REQUIREMENT. Copy every line of the entries that includes the word "nhằm".

STORED ROWS.
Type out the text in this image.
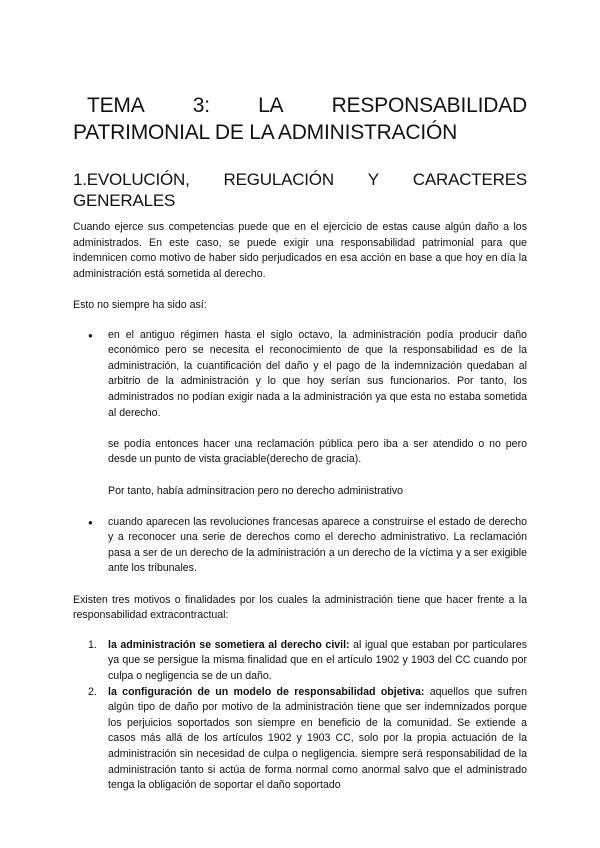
TEMA 3: LA RESPONSABILIDAD
PATRIMONIAL DE LA ADMINISTRACIÓN
1.EVOLUCIÓN, REGULACIÓN Y CARACTERES
GENERALES

Cuando ejerce sus competencias puede que en el ejercicio de estas cause algún daño a los administrados. En este caso, se puede exigir una responsabilidad patrimonial para que indemnicen como motivo de haber sido perjudicados en esa acción en base a que hoy en día la administración está sometida al derecho.

Esto no siempre ha sido así:

● en el antiguo régimen hasta el siglo octavo, la administración podía producir daño económico pero se necesita el reconocimiento de que la responsabilidad es de la administración, la cuantificación del daño y el pago de la indemnización quedaban al arbitrio de la administración y lo que hoy serían sus funcionarios. Por tanto, los administrados no podían exigir nada a la administración ya que esta no estaba sometida al derecho.

se podía entonces hacer una reclamación pública pero iba a ser atendido o no pero desde un punto de vista graciable(derecho de gracia).

Por tanto, había adminsitracion pero no derecho administrativo

● cuando aparecen las revoluciones francesas aparece a construirse el estado de derecho y a reconocer una serie de derechos como el derecho administrativo. La reclamación pasa a ser de un derecho de la administración a un derecho de la víctima y a ser exigible ante los tribunales.

Existen tres motivos o finalidades por los cuales la administración tiene que hacer frente a la responsabilidad extracontractual:

1. la administración se sometiera al derecho civil: al igual que estaban por particulares ya que se persigue la misma finalidad que en el artículo 1902 y 1903 del CC cuando por culpa o negligencia se de un daño.

2. la configuración de un modelo de responsabilidad objetiva: aquellos que sufren algún tipo de daño por motivo de la administración tiene que ser indemnizados porque los perjuicios soportados son siempre en beneficio de la comunidad. Se extiende a casos más allá de los artículos 1902 y 1903 CC, solo por la propia actuación de la administración sin necesidad de culpa o negligencia. siempre será responsabilidad de la administración tanto si actúa de forma normal como anormal salvo que el administrado tenga la obligación de soportar el daño soportado
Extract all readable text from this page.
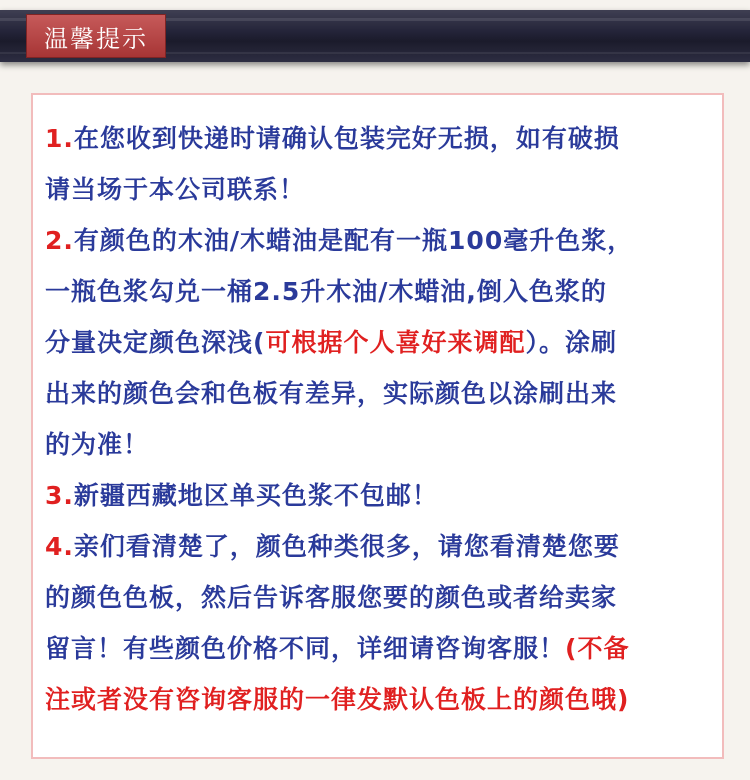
温馨提示
1.在您收到快递时请确认包装完好无损，如有破损
请当场于本公司联系！
2.有颜色的木油/木蜡油是配有一瓶100毫升色浆，
一瓶色浆勾兑一桶2.5升木油/木蜡油,倒入色浆的
分量决定颜色深浅(可根据个人喜好来调配）。涂刷
出来的颜色会和色板有差异，实际颜色以涂刷出来
的为准！
3.新疆西藏地区单买色浆不包邮！
4.亲们看清楚了，颜色种类很多，请您看清楚您要
的颜色色板，然后告诉客服您要的颜色或者给卖家
留言！有些颜色价格不同，详细请咨询客服！(不备
注或者没有咨询客服的一律发默认色板上的颜色哦)
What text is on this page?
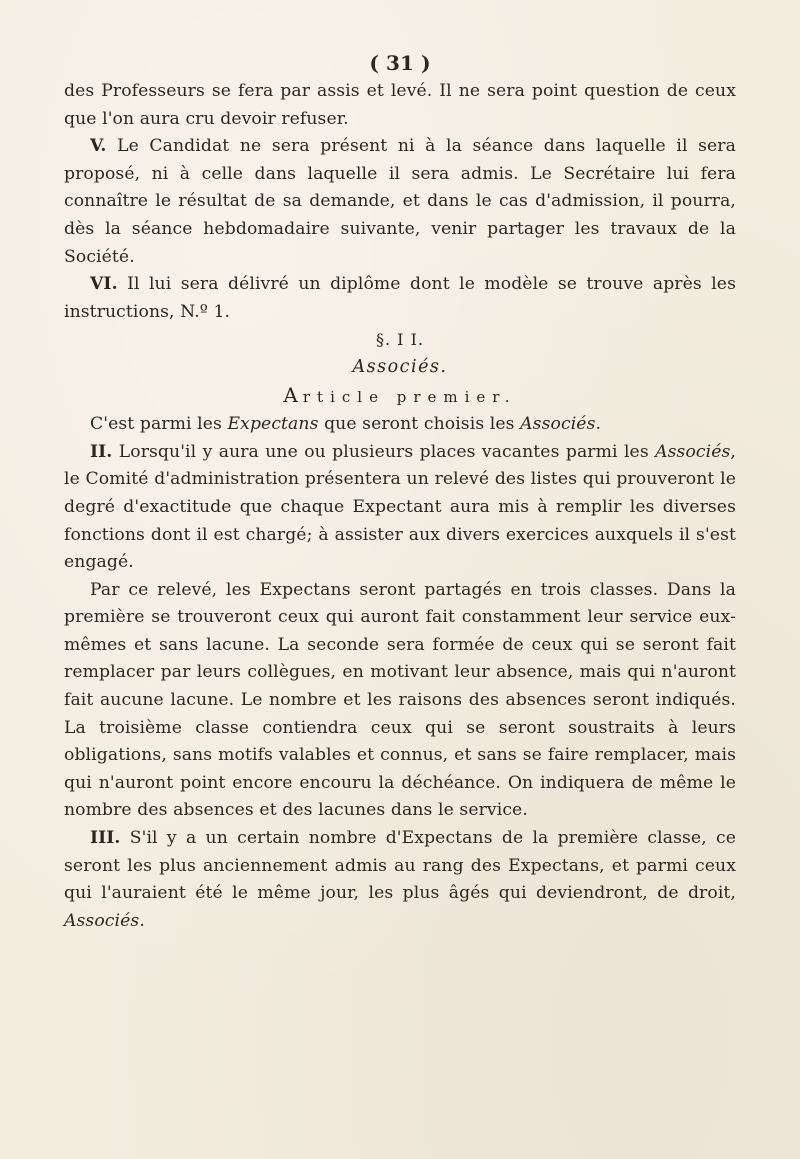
( 31 )

des Professeurs se fera par assis et levé. Il ne sera point question de ceux que l'on aura cru devoir refuser.

V. Le Candidat ne sera présent ni à la séance dans laquelle il sera proposé, ni à celle dans laquelle il sera admis. Le Secrétaire lui fera connaître le résultat de sa demande, et dans le cas d'admission, il pourra, dès la séance hebdomadaire suivante, venir partager les travaux de la Société.

VI. Il lui sera délivré un diplôme dont le modèle se trouve après les instructions, N.º 1.

§. I I.

Associés.

Article premier.

C'est parmi les Expectans que seront choisis les Associés.

II. Lorsqu'il y aura une ou plusieurs places vacantes parmi les Associés, le Comité d'administration présentera un relevé des listes qui prouveront le degré d'exactitude que chaque Expectant aura mis à remplir les diverses fonctions dont il est chargé; à assister aux divers exercices auxquels il s'est engagé.

Par ce relevé, les Expectans seront partagés en trois classes. Dans la première se trouveront ceux qui auront fait constamment leur service eux-mêmes et sans lacune. La seconde sera formée de ceux qui se seront fait remplacer par leurs collègues, en motivant leur absence, mais qui n'auront fait aucune lacune. Le nombre et les raisons des absences seront indiqués. La troisième classe contiendra ceux qui se seront soustraits à leurs obligations, sans motifs valables et connus, et sans se faire remplacer, mais qui n'auront point encore encouru la déchéance. On indiquera de même le nombre des absences et des lacunes dans le service.

III. S'il y a un certain nombre d'Expectans de la première classe, ce seront les plus anciennement admis au rang des Expectans, et parmi ceux qui l'auraient été le même jour, les plus âgés qui deviendront, de droit, Associés.
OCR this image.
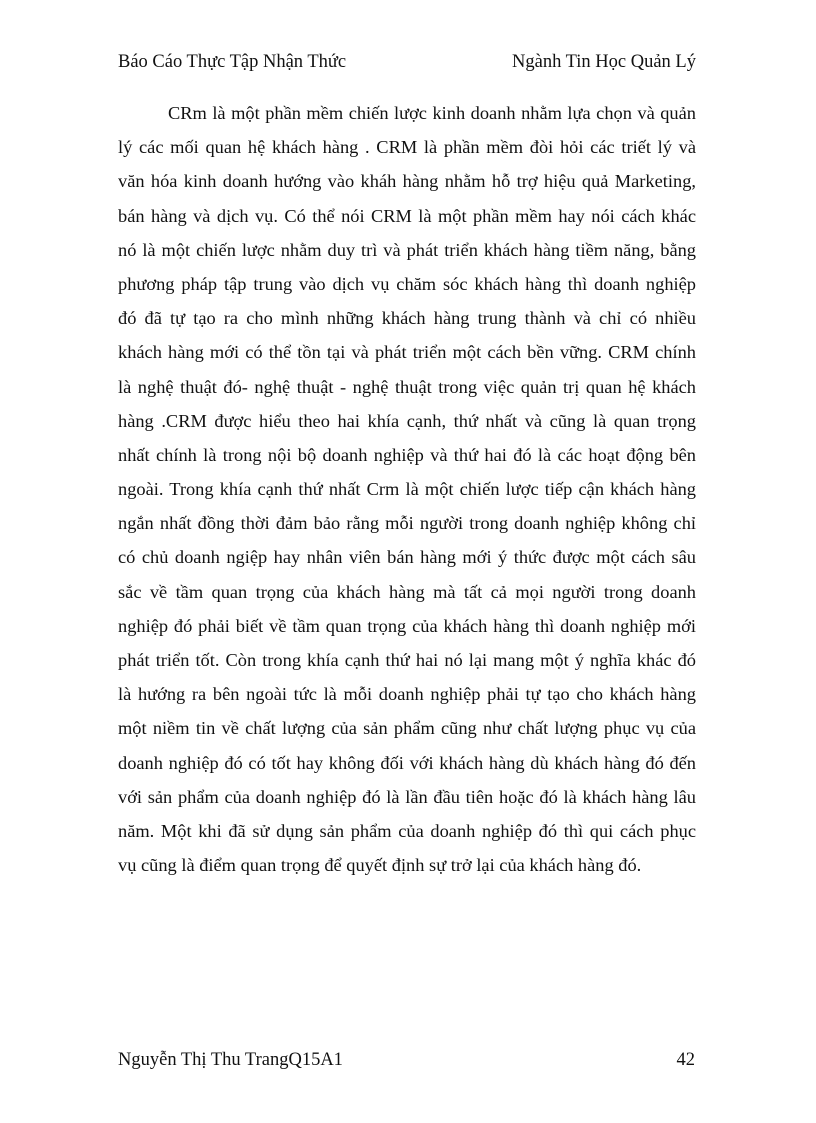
Báo Cáo Thực Tập Nhận Thức	Ngành Tin Học Quản Lý
CRm là một phần mềm chiến lược kinh doanh nhằm lựa chọn và quản
lý các mối quan hệ khách hàng . CRM là phần mềm đòi hỏi các triết lý và
văn hóa kinh doanh hướng vào kháh hàng nhằm hỗ trợ hiệu quả Marketing,
bán hàng và dịch vụ. Có thể nói CRM là một phần mềm hay nói cách khác
nó là một chiến lược nhằm duy trì và phát triển khách hàng tiềm năng, bằng
phương pháp tập trung vào dịch vụ chăm sóc khách hàng thì doanh nghiệp
đó đã tự tạo ra cho mình những khách hàng trung thành và chỉ có nhiều
khách hàng mới có thể tồn tại và phát triển một cách bền vững. CRM chính
là nghệ thuật đó- nghệ thuật - nghệ thuật trong việc quản trị quan hệ khách
hàng .CRM được hiểu theo hai khía cạnh, thứ nhất và cũng là quan trọng
nhất chính là trong nội bộ doanh nghiệp và thứ hai đó là các hoạt động bên
ngoài. Trong khía cạnh thứ nhất Crm là một chiến lược tiếp cận khách hàng
ngắn nhất đồng thời đảm bảo rằng mỗi người trong doanh nghiệp không chỉ
có chủ doanh ngiệp hay nhân viên bán hàng mới ý thức được một cách sâu
sắc về tầm quan trọng của khách hàng mà tất cả mọi người trong doanh
nghiệp đó phải biết về tầm quan trọng của khách hàng thì doanh nghiệp mới
phát triển tốt. Còn trong khía cạnh thứ hai nó lại mang một ý nghĩa khác đó
là hướng ra bên ngoài tức là mỗi doanh nghiệp phải tự tạo cho khách hàng
một niềm tin về chất lượng của sản phẩm cũng như chất lượng phục vụ của
doanh nghiệp đó có tốt hay không đối với khách hàng dù khách hàng đó đến
với sản phẩm của doanh nghiệp đó là lần đầu tiên hoặc đó là khách hàng lâu
năm. Một khi đã sử dụng sản phẩm của doanh nghiệp đó thì qui cách phục
vụ cũng là điểm quan trọng để quyết định sự trở lại của khách hàng đó.
Nguyễn Thị Thu TrangQ15A1	42
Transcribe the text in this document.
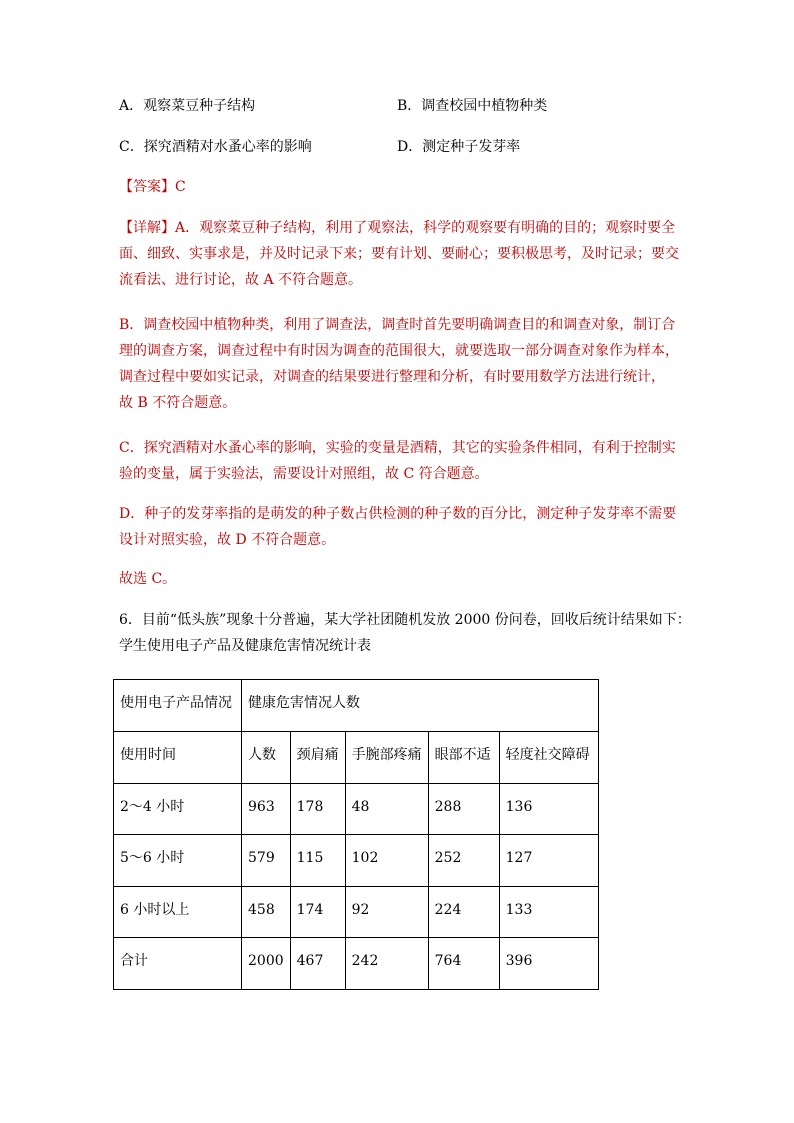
A．观察菜豆种子结构	B．调查校园中植物种类
C．探究酒精对水蚤心率的影响	D．测定种子发芽率
【答案】C
【详解】A．观察菜豆种子结构，利用了观察法，科学的观察要有明确的目的；观察时要全
面、细致、实事求是，并及时记录下来；要有计划、要耐心；要积极思考，及时记录；要交
流看法、进行讨论，故 A 不符合题意。
B．调查校园中植物种类，利用了调查法，调查时首先要明确调查目的和调查对象，制订合
理的调查方案，调查过程中有时因为调查的范围很大，就要选取一部分调查对象作为样本，
调查过程中要如实记录，对调查的结果要进行整理和分析，有时要用数学方法进行统计，
故 B 不符合题意。
C．探究酒精对水蚤心率的影响，实验的变量是酒精，其它的实验条件相同，有利于控制实
验的变量，属于实验法，需要设计对照组，故 C 符合题意。
D．种子的发芽率指的是萌发的种子数占供检测的种子数的百分比，测定种子发芽率不需要
设计对照实验，故 D 不符合题意。
故选 C。
6．目前“低头族”现象十分普遍，某大学社团随机发放 2000 份问卷，回收后统计结果如下：
学生使用电子产品及健康危害情况统计表
使用电子产品情况	健康危害情况人数				
使用时间	人数	颈肩痛	手腕部疼痛	眼部不适	轻度社交障碍
2～4 小时	963	178	48	288	136
5～6 小时	579	115	102	252	127
6 小时以上	458	174	92	224	133
合计	2000	467	242	764	396
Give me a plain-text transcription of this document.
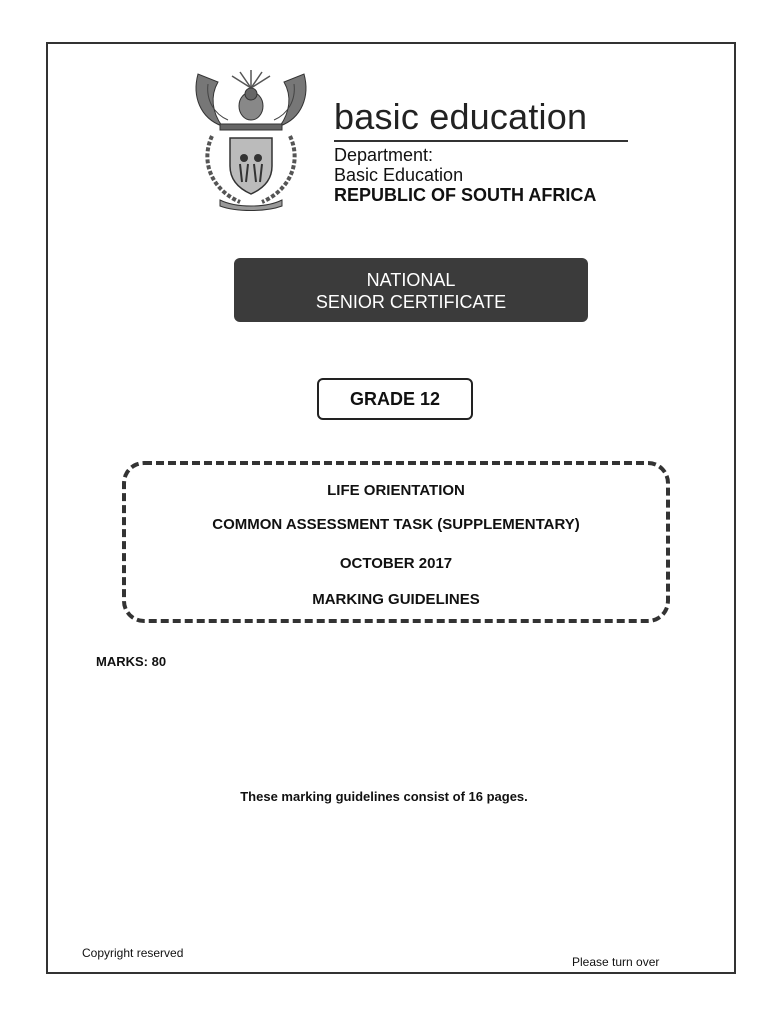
basic education
Department:
Basic Education
REPUBLIC OF SOUTH AFRICA
NATIONAL
SENIOR CERTIFICATE
GRADE 12
LIFE ORIENTATION
COMMON ASSESSMENT TASK (SUPPLEMENTARY)
OCTOBER 2017
MARKING GUIDELINES
MARKS: 80
These marking guidelines consist of 16 pages.
Copyright reserved
Please turn over
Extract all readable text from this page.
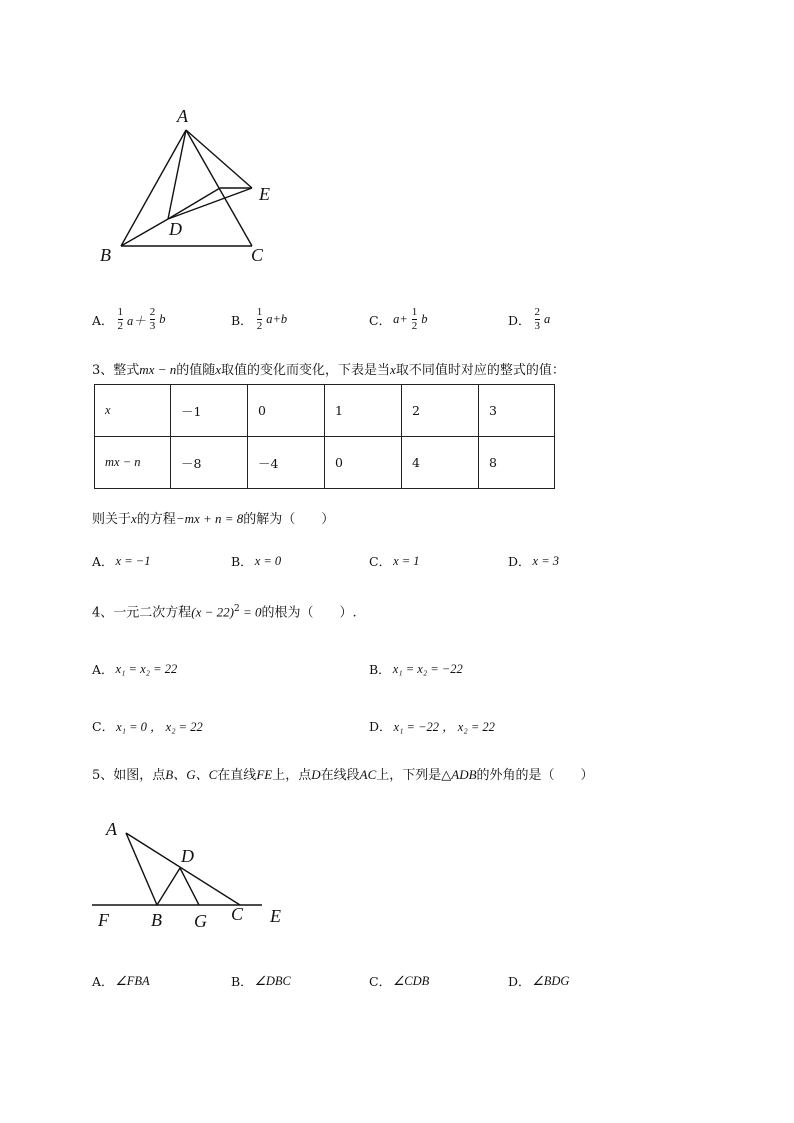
A
E
D
B	C
A． $\frac{1}{2} a+ \frac{2}{3}$ b	B． $\frac{1}{2} a+b$	C． $a+ \frac{1}{2}$ b	D． $\frac{2}{3}$ a
3、整式mx − n的值随x取值的变化而变化，下表是当x取不同值时对应的整式的值：
x	－1	0	1	2	3
mx − n	－8	－4	0	4	8
则关于x的方程−mx + n = 8的解为（　　）
A． x = −1	B． x = 0	C． x = 1	D． x = 3
4、一元二次方程$(x - 22)^2 = 0$的根为（　　）.
A． x₁ = x₂ = 22	B． x₁ = x₂ = −22
C． x₁ = 0 ， x₂ = 22	D． x₁ = −22 ， x₂ = 22
5、如图，点B、G、C在直线FE上，点D在线段AC上，下列是△ADB的外角的是（　　）
A
D
F B G C E
A． ∠FBA	B． ∠DBC	C． ∠CDB	D． ∠BDG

RESULT OF THIS EXERCISE.
CRm là một phần mềm chiến lược kinh doanh nhằm lựa chọn và quản
văn hóa kinh doanh hướng vào kháh hàng nhằm hỗ trợ hiệu quả Marketing,
nó là một chiến lược nhằm duy trì và phát triển khách hàng tiềm năng, bằng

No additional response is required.